WHAT IS EXPECTED: Could you transcribe every record below exactly as written, leaving out any pictures?

== AVAILABLE RECORDS ==

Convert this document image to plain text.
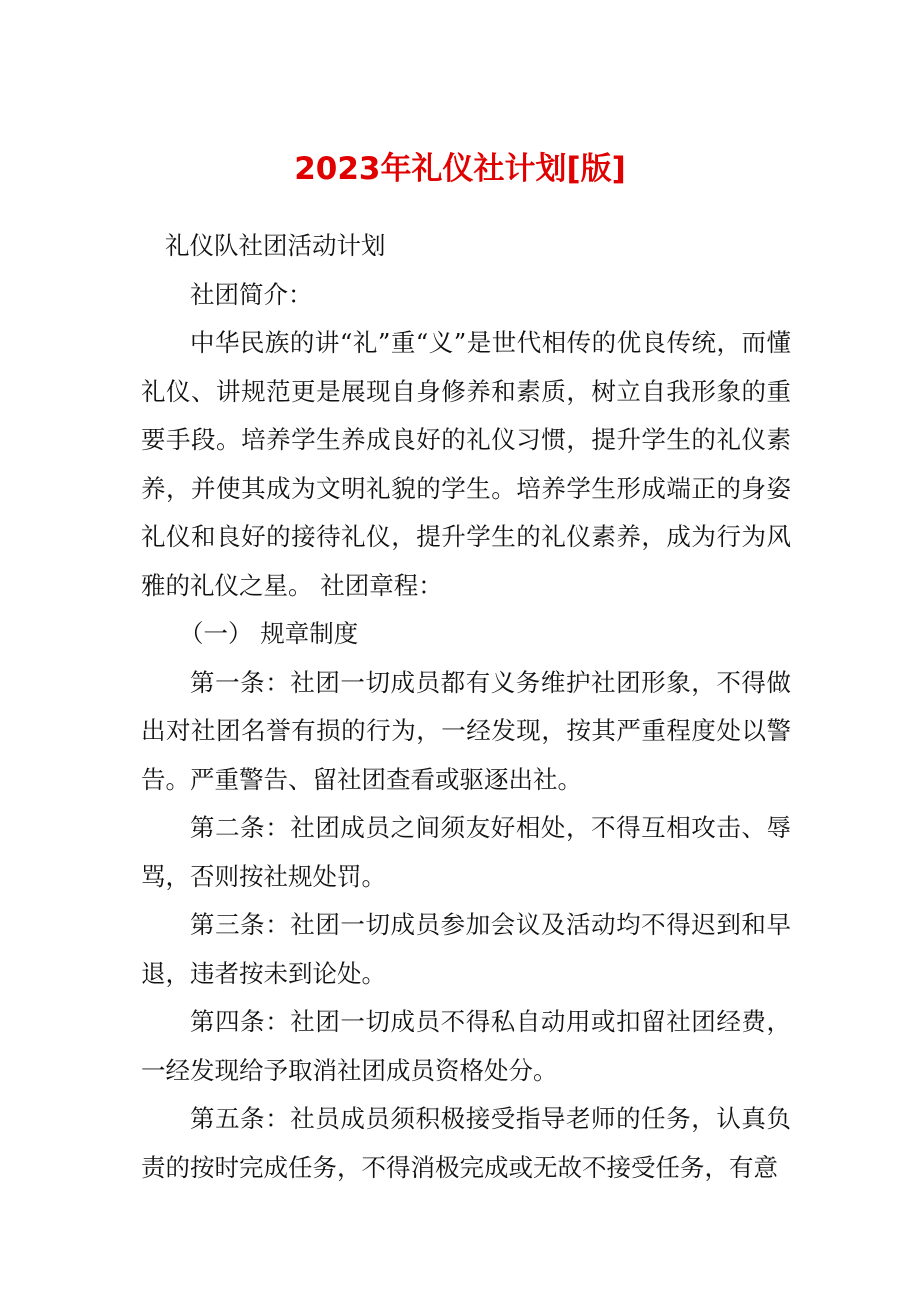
2023年礼仪社计划[版]

礼仪队社团活动计划

社团简介：

中华民族的讲“礼”重“义”是世代相传的优良传统，而懂礼仪、讲规范更是展现自身修养和素质，树立自我形象的重要手段。培养学生养成良好的礼仪习惯，提升学生的礼仪素养，并使其成为文明礼貌的学生。培养学生形成端正的身姿礼仪和良好的接待礼仪，提升学生的礼仪素养，成为行为风雅的礼仪之星。 社团章程：

（一） 规章制度

第一条：社团一切成员都有义务维护社团形象，不得做出对社团名誉有损的行为，一经发现，按其严重程度处以警告。严重警告、留社团查看或驱逐出社。

第二条：社团成员之间须友好相处，不得互相攻击、辱骂，否则按社规处罚。

第三条：社团一切成员参加会议及活动均不得迟到和早退，违者按未到论处。

第四条：社团一切成员不得私自动用或扣留社团经费，一经发现给予取消社团成员资格处分。

第五条：社员成员须积极接受指导老师的任务，认真负责的按时完成任务，不得消极完成或无故不接受任务，有意
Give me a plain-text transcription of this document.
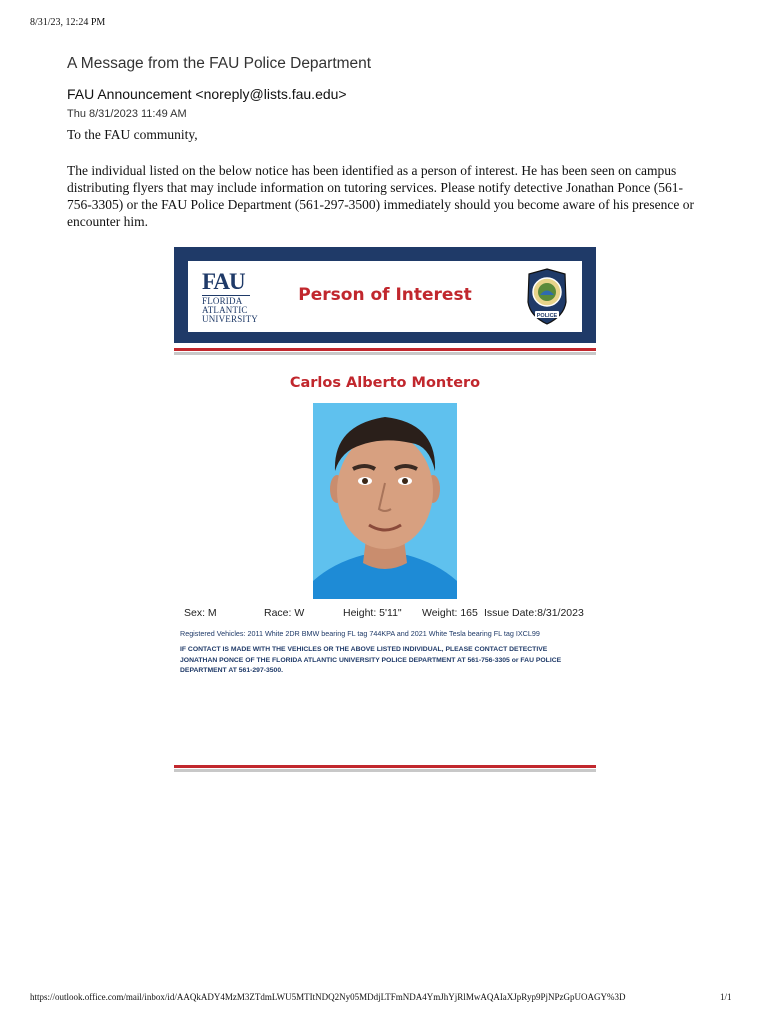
8/31/23, 12:24 PM
A Message from the FAU Police Department
FAU Announcement <noreply@lists.fau.edu>
Thu 8/31/2023 11:49 AM
To the FAU community,
The individual listed on the below notice has been identified as a person of interest. He has been seen on campus distributing flyers that may include information on tutoring services. Please notify detective Jonathan Ponce (561-756-3305) or the FAU Police Department (561-297-3500) immediately should you become aware of his presence or encounter him.
FAU
FLORIDA
ATLANTIC
UNIVERSITY
Person of Interest
POLICE
Carlos Alberto Montero
Sex: M	Race: W	Height: 5'11" Weight: 165 Issue Date:8/31/2023
Registered Vehicles: 2011 White 2DR BMW bearing FL tag 744KPA and 2021 White Tesla bearing FL tag IXCL99
IF CONTACT IS MADE WITH THE VEHICLES OR THE ABOVE LISTED INDIVIDUAL, PLEASE CONTACT DETECTIVE JONATHAN PONCE OF THE FLORIDA ATLANTIC UNIVERSITY POLICE DEPARTMENT AT 561-756-3305 or FAU POLICE DEPARTMENT AT 561-297-3500.
https://outlook.office.com/mail/inbox/id/AAQkADY4MzM3ZTdmLWU5MTItNDQ2Ny05MDdjLTFmNDA4YmJhYjRlMwAQAIaXJpRyp9PjNPzGpUOAGY%3D	1/1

===

SOLUTION FOR THIS PROBLEM:
Convert this document image to plain text.
2023年礼仪社计划[版]

礼仪队社团活动计划

社团简介：

中华民族的讲“礼”重“义”是世代相传的优良传统，而懂礼仪、讲规范更是展现自身修养和素质，树立自我形象的重要手段。培养学生养成良好的礼仪习惯，提升学生的礼仪素养，并使其成为文明礼貌的学生。培养学生形成端正的身姿礼仪和良好的接待礼仪，提升学生的礼仪素养，成为行为风雅的礼仪之星。 社团章程：

（一） 规章制度

第一条：社团一切成员都有义务维护社团形象，不得做出对社团名誉有损的行为，一经发现，按其严重程度处以警告。严重警告、留社团查看或驱逐出社。

第二条：社团成员之间须友好相处，不得互相攻击、辱骂，否则按社规处罚。

第三条：社团一切成员参加会议及活动均不得迟到和早退，违者按未到论处。

第四条：社团一切成员不得私自动用或扣留社团经费，一经发现给予取消社团成员资格处分。

第五条：社员成员须积极接受指导老师的任务，认真负责的按时完成任务，不得消极完成或无故不接受任务，有意
Give me a plain-text transcription of this document.
8/31/23, 12:24 PM
A Message from the FAU Police Department
FAU Announcement <noreply@lists.fau.edu>
Thu 8/31/2023 11:49 AM
To the FAU community,
The individual listed on the below notice has been identified as a person of interest. He has been seen on campus distributing flyers that may include information on tutoring services. Please notify detective Jonathan Ponce (561-756-3305) or the FAU Police Department (561-297-3500) immediately should you become aware of his presence or encounter him.
FAU
FLORIDA
ATLANTIC
UNIVERSITY
Person of Interest
POLICE
Carlos Alberto Montero
Sex: M	Race: W	Height: 5'11" Weight: 165 Issue Date:8/31/2023
Registered Vehicles: 2011 White 2DR BMW bearing FL tag 744KPA and 2021 White Tesla bearing FL tag IXCL99
IF CONTACT IS MADE WITH THE VEHICLES OR THE ABOVE LISTED INDIVIDUAL, PLEASE CONTACT DETECTIVE JONATHAN PONCE OF THE FLORIDA ATLANTIC UNIVERSITY POLICE DEPARTMENT AT 561-756-3305 or FAU POLICE DEPARTMENT AT 561-297-3500.
https://outlook.office.com/mail/inbox/id/AAQkADY4MzM3ZTdmLWU5MTItNDQ2Ny05MDdjLTFmNDA4YmJhYjRlMwAQAIaXJpRyp9PjNPzGpUOAGY%3D	1/1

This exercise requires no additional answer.